INPUT FOR THIS TASK:
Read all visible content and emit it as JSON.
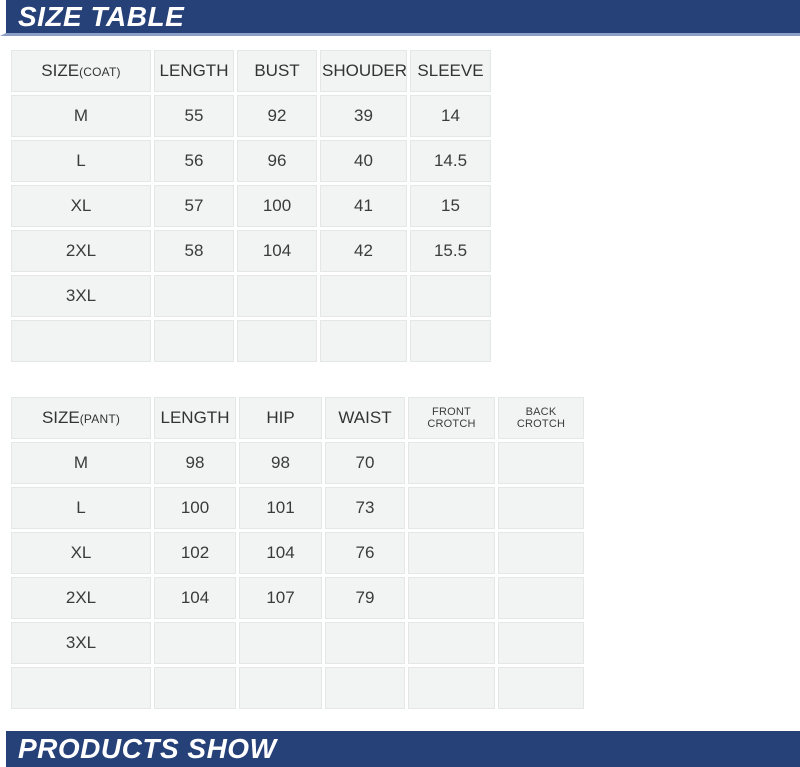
{
  "banners": {
    "top": {
      "title": "SIZE TABLE"
    },
    "bottom": {
      "title": "PRODUCTS SHOW"
    }
  },
  "colors": {
    "banner_navy": "#264078",
    "banner_underline": "#8c9ec4",
    "cell_fill": "#f2f4f4",
    "cell_border": "#e4e7e7",
    "text": "#3b3b3b"
  },
  "coat_table": {
    "headers": [
      {
        "main": "SIZE",
        "sub": "(COAT)"
      },
      {
        "main": "LENGTH",
        "sub": ""
      },
      {
        "main": "BUST",
        "sub": ""
      },
      {
        "main": "SHOUDER",
        "sub": ""
      },
      {
        "main": "SLEEVE",
        "sub": ""
      }
    ],
    "rows": [
      [
        "M",
        "55",
        "92",
        "39",
        "14"
      ],
      [
        "L",
        "56",
        "96",
        "40",
        "14.5"
      ],
      [
        "XL",
        "57",
        "100",
        "41",
        "15"
      ],
      [
        "2XL",
        "58",
        "104",
        "42",
        "15.5"
      ],
      [
        "3XL",
        "",
        "",
        "",
        ""
      ],
      [
        "",
        "",
        "",
        "",
        ""
      ]
    ]
  },
  "pant_table": {
    "headers": [
      {
        "main": "SIZE",
        "sub": "(PANT)",
        "small": false
      },
      {
        "main": "LENGTH",
        "sub": "",
        "small": false
      },
      {
        "main": "HIP",
        "sub": "",
        "small": false
      },
      {
        "main": "WAIST",
        "sub": "",
        "small": false
      },
      {
        "main": "FRONT CROTCH",
        "sub": "",
        "small": true
      },
      {
        "main": "BACK CROTCH",
        "sub": "",
        "small": true
      }
    ],
    "rows": [
      [
        "M",
        "98",
        "98",
        "70",
        "",
        ""
      ],
      [
        "L",
        "100",
        "101",
        "73",
        "",
        ""
      ],
      [
        "XL",
        "102",
        "104",
        "76",
        "",
        ""
      ],
      [
        "2XL",
        "104",
        "107",
        "79",
        "",
        ""
      ],
      [
        "3XL",
        "",
        "",
        "",
        "",
        ""
      ],
      [
        "",
        "",
        "",
        "",
        "",
        ""
      ]
    ]
  }
}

THE PROBLEM: From the entries above, pull out each line that includes "main".

THE OUTPUT:
        "main": "SIZE",
        "main": "LENGTH",
        "main": "BUST",
        "main": "SHOUDER",
        "main": "SLEEVE",
        "main": "SIZE",
        "main": "LENGTH",
        "main": "HIP",
        "main": "WAIST",
        "main": "FRONT CROTCH",
        "main": "BACK CROTCH",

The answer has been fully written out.